++++ RECORDED DATA
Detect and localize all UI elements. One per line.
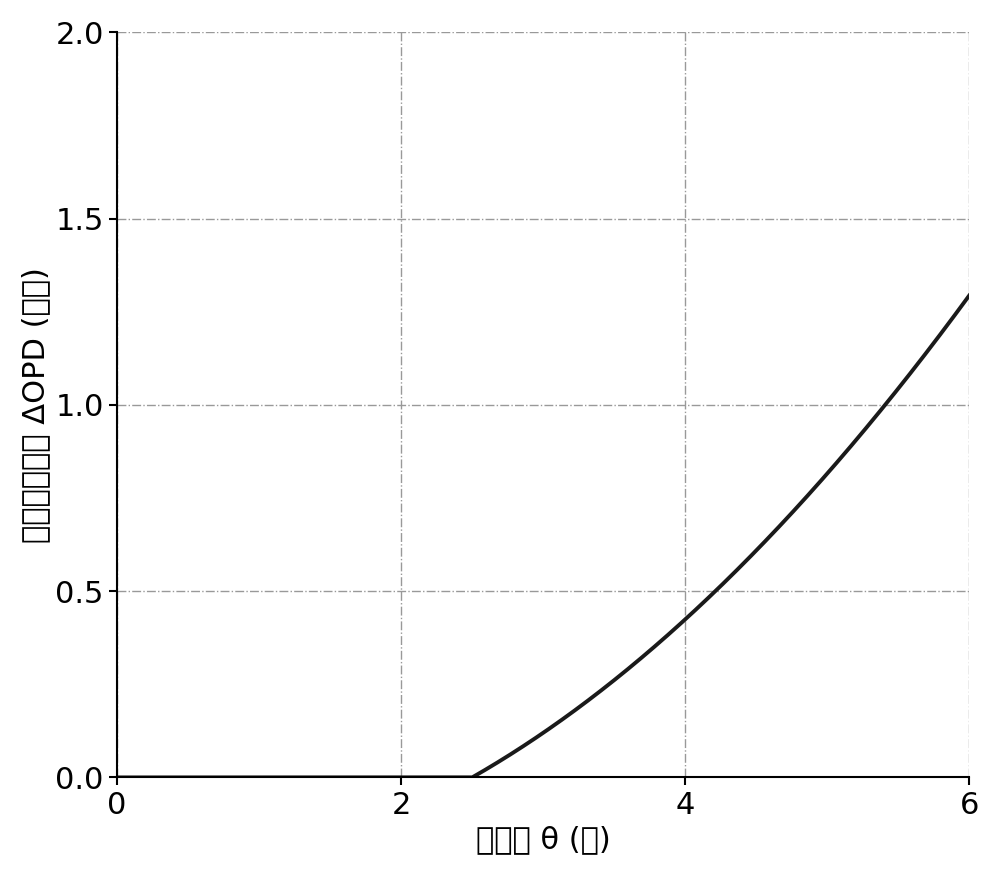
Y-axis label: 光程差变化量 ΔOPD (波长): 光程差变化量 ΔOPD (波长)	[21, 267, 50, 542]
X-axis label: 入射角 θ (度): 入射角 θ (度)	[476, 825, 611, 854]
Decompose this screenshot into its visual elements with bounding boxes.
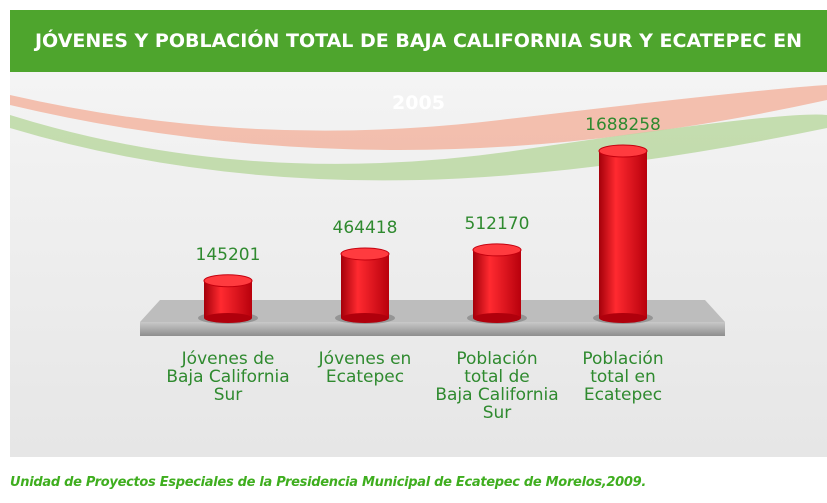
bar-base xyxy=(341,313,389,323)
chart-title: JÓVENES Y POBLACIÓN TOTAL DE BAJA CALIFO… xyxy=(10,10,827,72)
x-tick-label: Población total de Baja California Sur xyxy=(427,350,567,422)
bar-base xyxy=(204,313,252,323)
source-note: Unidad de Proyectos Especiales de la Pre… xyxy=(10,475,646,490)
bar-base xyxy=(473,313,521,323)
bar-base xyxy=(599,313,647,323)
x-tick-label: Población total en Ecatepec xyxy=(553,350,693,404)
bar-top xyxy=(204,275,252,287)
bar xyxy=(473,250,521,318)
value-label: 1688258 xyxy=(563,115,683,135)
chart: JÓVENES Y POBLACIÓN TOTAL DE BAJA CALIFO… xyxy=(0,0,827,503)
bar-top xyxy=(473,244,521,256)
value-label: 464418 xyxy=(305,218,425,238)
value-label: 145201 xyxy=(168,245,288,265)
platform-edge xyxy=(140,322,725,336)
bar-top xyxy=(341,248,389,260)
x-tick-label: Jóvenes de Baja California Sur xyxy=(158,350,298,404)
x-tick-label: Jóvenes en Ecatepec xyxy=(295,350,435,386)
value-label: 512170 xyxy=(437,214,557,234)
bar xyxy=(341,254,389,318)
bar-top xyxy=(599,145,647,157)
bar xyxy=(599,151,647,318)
++++++++
EXERCISE OBJECTIVE:
Copy out every line above word for word, omitting the pictures.

THE SOLUTION:
Detect and localize all UI elements. One per line.
Y-axis label: 光程差变化量 ΔOPD (波长): 光程差变化量 ΔOPD (波长)	[21, 267, 50, 542]
X-axis label: 入射角 θ (度): 入射角 θ (度)	[476, 825, 611, 854]
Decompose this screenshot into its visual elements with bounding boxes.
bar-base xyxy=(341,313,389,323)
chart-title: JÓVENES Y POBLACIÓN TOTAL DE BAJA CALIFO… xyxy=(10,10,827,72)
x-tick-label: Población total de Baja California Sur xyxy=(427,350,567,422)
bar-base xyxy=(204,313,252,323)
source-note: Unidad de Proyectos Especiales de la Pre… xyxy=(10,475,646,490)
bar-base xyxy=(473,313,521,323)
bar-base xyxy=(599,313,647,323)
x-tick-label: Población total en Ecatepec xyxy=(553,350,693,404)
bar-top xyxy=(204,275,252,287)
bar xyxy=(473,250,521,318)
value-label: 1688258 xyxy=(563,115,683,135)
chart: JÓVENES Y POBLACIÓN TOTAL DE BAJA CALIFO… xyxy=(0,0,827,503)
bar-top xyxy=(473,244,521,256)
value-label: 464418 xyxy=(305,218,425,238)
value-label: 145201 xyxy=(168,245,288,265)
platform-edge xyxy=(140,322,725,336)
bar-top xyxy=(341,248,389,260)
x-tick-label: Jóvenes de Baja California Sur xyxy=(158,350,298,404)
x-tick-label: Jóvenes en Ecatepec xyxy=(295,350,435,386)
value-label: 512170 xyxy=(437,214,557,234)
bar xyxy=(341,254,389,318)
bar-top xyxy=(599,145,647,157)
bar xyxy=(599,151,647,318)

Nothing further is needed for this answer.